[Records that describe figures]
------------
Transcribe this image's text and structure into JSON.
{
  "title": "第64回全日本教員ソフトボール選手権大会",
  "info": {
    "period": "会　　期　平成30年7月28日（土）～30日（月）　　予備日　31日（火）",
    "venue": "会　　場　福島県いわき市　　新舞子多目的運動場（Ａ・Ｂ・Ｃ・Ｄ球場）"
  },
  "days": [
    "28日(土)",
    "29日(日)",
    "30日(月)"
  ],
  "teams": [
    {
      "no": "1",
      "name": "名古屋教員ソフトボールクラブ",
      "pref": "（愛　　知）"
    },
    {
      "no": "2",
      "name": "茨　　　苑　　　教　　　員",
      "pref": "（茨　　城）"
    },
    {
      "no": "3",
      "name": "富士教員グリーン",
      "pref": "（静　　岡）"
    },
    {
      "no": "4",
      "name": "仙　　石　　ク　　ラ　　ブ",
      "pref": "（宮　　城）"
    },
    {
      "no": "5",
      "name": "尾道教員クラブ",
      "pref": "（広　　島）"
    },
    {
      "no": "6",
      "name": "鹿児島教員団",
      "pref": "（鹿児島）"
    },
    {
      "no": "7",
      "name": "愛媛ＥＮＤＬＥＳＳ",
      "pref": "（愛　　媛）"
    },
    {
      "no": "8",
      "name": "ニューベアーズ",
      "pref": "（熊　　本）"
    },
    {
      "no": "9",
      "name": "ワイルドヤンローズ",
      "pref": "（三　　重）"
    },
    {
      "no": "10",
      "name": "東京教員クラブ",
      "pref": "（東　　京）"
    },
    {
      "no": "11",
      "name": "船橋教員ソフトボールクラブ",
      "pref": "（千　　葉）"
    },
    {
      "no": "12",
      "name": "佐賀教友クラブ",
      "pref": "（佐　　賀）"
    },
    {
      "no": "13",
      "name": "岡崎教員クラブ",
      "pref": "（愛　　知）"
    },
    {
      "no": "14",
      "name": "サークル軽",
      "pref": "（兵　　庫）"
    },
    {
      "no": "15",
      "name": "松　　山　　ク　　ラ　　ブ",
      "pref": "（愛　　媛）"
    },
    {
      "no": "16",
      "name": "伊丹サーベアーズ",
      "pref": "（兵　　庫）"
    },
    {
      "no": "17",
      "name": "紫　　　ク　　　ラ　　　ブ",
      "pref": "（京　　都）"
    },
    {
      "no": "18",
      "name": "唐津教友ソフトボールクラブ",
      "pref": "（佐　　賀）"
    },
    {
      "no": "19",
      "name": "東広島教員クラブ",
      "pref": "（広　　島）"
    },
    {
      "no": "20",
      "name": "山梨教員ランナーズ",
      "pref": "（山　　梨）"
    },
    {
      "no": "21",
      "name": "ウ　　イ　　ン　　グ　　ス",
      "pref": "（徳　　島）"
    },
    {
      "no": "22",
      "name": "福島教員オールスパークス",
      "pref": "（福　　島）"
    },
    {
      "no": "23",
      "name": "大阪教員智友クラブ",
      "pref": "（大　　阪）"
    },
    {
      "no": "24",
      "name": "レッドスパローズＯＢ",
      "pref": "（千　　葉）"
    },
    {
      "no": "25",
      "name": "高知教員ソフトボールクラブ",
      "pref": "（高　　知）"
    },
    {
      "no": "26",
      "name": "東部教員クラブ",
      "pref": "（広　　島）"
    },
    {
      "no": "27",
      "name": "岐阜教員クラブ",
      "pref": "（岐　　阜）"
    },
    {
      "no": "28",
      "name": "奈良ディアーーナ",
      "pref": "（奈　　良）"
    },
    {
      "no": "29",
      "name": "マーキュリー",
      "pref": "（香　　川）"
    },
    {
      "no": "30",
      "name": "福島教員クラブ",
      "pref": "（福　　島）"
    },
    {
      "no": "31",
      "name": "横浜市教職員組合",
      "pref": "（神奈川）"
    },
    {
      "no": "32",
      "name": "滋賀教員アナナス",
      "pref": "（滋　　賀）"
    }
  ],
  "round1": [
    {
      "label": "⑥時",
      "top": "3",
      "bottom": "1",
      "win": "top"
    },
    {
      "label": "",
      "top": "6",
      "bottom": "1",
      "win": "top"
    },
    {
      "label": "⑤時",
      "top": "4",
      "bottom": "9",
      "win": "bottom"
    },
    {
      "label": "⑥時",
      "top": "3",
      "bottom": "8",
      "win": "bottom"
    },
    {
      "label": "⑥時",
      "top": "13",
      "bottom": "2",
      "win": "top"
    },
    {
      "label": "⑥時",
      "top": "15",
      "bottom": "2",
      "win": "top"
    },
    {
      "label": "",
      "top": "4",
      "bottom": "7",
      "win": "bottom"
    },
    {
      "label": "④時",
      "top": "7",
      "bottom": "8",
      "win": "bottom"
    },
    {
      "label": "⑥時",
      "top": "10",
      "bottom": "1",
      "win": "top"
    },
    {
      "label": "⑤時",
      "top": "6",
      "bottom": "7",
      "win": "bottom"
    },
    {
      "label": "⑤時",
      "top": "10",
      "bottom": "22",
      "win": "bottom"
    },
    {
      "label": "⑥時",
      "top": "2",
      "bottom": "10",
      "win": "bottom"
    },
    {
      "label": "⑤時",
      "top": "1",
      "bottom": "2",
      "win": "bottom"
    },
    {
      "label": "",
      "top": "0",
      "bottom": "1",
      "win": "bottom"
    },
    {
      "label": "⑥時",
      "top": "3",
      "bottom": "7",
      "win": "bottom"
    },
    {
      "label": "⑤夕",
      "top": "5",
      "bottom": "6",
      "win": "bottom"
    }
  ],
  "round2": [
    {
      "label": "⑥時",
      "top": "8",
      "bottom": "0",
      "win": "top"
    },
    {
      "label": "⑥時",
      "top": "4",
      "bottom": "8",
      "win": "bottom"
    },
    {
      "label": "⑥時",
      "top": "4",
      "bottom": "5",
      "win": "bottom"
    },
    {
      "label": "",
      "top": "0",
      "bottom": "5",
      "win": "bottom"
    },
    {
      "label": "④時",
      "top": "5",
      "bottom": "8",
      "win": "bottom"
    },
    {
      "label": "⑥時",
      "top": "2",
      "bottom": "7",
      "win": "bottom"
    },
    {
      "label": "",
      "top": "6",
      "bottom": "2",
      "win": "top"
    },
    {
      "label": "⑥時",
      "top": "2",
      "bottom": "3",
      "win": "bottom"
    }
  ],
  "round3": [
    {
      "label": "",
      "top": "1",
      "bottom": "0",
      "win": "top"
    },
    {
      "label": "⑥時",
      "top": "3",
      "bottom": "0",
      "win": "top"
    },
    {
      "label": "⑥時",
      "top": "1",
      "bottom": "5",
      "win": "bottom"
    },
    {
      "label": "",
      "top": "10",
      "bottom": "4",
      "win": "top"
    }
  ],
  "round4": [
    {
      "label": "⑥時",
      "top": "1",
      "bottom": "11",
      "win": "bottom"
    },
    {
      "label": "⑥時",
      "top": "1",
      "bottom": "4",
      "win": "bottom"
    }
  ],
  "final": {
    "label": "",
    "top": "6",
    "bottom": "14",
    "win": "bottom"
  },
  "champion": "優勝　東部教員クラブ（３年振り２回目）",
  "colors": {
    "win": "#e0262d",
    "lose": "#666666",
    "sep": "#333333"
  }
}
------------
▶ What you should do:
Extract all lines containing the word "東部教員クラブ".

▶ Task solution:
      "name": "東部教員クラブ",
  "champion": "優勝　東部教員クラブ（３年振り２回目）",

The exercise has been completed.